## Your task
Where the data below has the string "mythology", return the whole line.
####################
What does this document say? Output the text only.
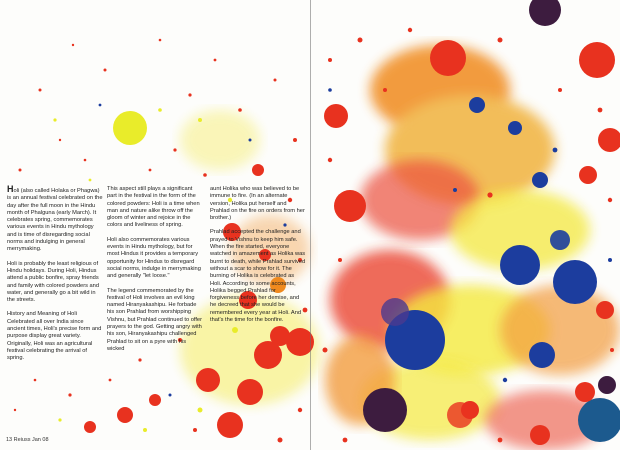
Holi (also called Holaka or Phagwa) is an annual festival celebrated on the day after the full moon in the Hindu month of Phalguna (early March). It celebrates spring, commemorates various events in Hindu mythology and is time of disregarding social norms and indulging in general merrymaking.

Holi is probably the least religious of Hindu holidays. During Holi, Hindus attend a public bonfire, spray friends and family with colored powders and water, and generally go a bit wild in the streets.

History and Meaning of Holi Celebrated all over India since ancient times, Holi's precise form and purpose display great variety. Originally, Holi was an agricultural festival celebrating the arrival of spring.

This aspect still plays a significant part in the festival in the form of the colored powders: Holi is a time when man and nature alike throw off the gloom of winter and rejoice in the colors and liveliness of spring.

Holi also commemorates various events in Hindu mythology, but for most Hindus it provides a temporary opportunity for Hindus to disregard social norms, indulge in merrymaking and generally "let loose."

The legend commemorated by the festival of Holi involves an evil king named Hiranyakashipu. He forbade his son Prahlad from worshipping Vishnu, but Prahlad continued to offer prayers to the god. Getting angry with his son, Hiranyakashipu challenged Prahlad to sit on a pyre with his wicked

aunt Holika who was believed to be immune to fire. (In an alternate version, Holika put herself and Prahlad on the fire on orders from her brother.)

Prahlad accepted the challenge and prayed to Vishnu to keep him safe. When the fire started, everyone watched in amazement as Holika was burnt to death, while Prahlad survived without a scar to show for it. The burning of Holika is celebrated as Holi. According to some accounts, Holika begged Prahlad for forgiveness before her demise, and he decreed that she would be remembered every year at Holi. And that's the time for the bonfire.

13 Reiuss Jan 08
####################
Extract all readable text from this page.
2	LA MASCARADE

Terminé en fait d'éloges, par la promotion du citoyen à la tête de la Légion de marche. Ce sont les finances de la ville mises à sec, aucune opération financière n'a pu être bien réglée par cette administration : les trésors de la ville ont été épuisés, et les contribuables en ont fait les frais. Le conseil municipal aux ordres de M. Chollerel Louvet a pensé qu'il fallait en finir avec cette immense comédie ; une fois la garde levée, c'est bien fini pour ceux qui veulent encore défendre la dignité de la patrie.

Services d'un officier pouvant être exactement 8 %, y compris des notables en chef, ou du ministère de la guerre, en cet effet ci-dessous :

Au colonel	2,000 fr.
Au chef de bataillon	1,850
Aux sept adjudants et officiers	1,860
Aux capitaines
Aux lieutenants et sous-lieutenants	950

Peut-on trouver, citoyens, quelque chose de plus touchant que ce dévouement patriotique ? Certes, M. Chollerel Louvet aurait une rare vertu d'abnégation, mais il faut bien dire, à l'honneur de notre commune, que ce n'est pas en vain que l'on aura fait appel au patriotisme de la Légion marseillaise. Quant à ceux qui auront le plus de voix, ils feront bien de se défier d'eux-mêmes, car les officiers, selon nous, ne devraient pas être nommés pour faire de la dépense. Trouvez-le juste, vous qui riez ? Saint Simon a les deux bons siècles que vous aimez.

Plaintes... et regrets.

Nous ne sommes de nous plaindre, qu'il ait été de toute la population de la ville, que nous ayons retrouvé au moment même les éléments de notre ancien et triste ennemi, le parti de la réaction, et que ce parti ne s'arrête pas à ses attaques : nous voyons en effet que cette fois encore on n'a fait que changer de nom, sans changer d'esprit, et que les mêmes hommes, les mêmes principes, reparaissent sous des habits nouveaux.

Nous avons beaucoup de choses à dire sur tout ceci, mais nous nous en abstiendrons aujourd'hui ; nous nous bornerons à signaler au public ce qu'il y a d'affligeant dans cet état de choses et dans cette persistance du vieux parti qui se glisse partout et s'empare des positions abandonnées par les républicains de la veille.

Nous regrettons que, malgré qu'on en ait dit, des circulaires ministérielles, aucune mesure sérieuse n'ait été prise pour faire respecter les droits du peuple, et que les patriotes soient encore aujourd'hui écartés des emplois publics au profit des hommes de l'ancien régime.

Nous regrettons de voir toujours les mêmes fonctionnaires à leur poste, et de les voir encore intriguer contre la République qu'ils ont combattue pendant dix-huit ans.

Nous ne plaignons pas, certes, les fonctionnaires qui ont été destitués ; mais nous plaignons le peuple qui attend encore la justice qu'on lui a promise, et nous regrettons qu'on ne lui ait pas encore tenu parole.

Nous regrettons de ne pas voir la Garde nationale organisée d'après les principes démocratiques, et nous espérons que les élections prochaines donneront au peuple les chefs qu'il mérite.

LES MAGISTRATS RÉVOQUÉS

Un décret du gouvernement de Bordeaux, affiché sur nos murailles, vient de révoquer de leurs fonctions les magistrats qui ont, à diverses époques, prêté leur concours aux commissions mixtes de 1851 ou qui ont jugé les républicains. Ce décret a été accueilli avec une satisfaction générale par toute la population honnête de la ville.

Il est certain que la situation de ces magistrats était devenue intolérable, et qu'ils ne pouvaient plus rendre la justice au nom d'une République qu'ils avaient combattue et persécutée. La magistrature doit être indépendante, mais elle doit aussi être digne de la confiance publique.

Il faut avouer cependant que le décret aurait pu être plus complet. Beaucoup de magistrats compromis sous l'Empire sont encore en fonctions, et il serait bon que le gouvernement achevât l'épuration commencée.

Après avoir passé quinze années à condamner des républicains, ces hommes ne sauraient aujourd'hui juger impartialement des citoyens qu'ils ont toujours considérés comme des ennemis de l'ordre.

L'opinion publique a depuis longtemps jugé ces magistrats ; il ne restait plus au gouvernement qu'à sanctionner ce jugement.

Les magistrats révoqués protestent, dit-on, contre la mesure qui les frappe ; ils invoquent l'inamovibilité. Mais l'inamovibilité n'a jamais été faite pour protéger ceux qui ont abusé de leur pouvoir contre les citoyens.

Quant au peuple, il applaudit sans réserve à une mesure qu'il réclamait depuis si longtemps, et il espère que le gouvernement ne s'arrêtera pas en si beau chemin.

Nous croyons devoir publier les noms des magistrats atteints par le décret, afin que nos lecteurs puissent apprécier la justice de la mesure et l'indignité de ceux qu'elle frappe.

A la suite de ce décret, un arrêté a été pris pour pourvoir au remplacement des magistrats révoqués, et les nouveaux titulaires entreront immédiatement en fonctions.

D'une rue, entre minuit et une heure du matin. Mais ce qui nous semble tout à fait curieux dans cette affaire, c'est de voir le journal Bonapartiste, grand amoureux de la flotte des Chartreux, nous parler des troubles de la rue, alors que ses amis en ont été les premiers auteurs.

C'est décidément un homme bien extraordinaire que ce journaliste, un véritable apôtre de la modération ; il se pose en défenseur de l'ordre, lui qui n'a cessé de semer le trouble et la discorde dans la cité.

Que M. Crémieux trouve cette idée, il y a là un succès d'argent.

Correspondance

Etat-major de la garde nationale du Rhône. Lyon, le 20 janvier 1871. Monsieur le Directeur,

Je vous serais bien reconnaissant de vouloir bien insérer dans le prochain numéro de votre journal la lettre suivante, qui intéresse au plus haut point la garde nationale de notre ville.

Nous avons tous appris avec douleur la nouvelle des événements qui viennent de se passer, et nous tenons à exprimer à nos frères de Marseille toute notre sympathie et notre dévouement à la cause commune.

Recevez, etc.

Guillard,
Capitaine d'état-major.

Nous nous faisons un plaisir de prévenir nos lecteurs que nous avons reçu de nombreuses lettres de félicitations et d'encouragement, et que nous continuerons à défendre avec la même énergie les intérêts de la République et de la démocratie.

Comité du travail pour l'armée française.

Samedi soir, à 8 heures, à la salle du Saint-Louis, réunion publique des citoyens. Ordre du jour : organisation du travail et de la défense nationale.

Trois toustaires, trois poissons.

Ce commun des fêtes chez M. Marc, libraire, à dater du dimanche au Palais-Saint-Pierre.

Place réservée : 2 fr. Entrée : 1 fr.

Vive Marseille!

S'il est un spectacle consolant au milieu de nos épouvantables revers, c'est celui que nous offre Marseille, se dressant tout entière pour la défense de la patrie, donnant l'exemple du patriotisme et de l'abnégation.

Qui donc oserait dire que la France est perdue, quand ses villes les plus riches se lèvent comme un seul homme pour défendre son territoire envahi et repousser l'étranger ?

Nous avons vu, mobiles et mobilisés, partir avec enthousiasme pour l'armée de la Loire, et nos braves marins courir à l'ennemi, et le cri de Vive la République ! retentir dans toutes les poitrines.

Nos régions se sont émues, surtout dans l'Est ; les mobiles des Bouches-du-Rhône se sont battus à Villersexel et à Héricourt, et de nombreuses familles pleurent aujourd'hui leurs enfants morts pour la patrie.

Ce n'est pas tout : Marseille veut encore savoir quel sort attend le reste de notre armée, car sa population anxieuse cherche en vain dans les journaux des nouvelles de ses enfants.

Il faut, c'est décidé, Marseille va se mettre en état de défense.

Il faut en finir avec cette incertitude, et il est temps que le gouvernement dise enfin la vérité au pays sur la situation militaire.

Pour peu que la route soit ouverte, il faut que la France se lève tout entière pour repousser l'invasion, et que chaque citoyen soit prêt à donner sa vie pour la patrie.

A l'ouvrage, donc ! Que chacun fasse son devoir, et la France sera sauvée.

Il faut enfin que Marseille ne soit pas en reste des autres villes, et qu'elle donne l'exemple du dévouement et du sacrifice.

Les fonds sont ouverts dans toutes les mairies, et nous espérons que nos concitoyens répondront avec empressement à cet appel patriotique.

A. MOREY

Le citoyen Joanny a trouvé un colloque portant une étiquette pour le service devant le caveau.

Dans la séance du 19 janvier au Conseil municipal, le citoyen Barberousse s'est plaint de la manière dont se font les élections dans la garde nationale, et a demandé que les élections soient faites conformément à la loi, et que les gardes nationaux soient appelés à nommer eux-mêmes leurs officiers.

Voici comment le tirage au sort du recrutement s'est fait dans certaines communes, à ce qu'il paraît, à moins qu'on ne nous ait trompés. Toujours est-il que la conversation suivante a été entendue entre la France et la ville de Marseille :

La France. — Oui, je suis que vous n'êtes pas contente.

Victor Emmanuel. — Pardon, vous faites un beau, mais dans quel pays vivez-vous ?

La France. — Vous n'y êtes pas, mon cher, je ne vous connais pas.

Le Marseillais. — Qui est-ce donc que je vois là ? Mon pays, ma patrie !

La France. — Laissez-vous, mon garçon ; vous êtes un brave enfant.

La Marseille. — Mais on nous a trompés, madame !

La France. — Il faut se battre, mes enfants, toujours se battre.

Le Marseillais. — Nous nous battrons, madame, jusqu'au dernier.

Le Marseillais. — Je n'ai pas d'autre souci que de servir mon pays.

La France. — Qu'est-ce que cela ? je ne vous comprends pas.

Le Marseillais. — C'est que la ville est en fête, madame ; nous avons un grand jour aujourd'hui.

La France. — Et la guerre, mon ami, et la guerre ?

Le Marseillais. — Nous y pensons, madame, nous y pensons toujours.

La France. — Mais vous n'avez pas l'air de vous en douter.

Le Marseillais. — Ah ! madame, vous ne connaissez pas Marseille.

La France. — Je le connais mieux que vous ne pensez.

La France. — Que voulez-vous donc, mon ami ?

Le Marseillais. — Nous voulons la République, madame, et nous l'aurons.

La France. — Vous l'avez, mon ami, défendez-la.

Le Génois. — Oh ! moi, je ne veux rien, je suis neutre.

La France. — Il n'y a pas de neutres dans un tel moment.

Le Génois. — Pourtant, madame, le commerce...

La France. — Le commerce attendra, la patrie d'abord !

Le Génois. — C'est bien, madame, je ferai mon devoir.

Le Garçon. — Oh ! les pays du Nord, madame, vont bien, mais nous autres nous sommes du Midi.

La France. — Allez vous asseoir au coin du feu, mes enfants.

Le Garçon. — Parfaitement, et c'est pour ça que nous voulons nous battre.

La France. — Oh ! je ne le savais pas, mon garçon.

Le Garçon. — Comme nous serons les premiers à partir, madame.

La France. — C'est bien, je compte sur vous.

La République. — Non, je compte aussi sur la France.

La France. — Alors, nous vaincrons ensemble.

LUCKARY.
####################
## Solution for this problem
Holi (also called Holaka or Phagwa) is an annual festival celebrated on the day after the full moon in the Hindu month of Phalguna (early March). It celebrates spring, commemorates various events in Hindu mythology and is time of disregarding social norms and indulging in general merrymaking.
Holi also commemorates various events in Hindu mythology, but for most Hindus it provides a temporary opportunity for Hindus to disregard social norms, indulge in merrymaking and generally "let loose."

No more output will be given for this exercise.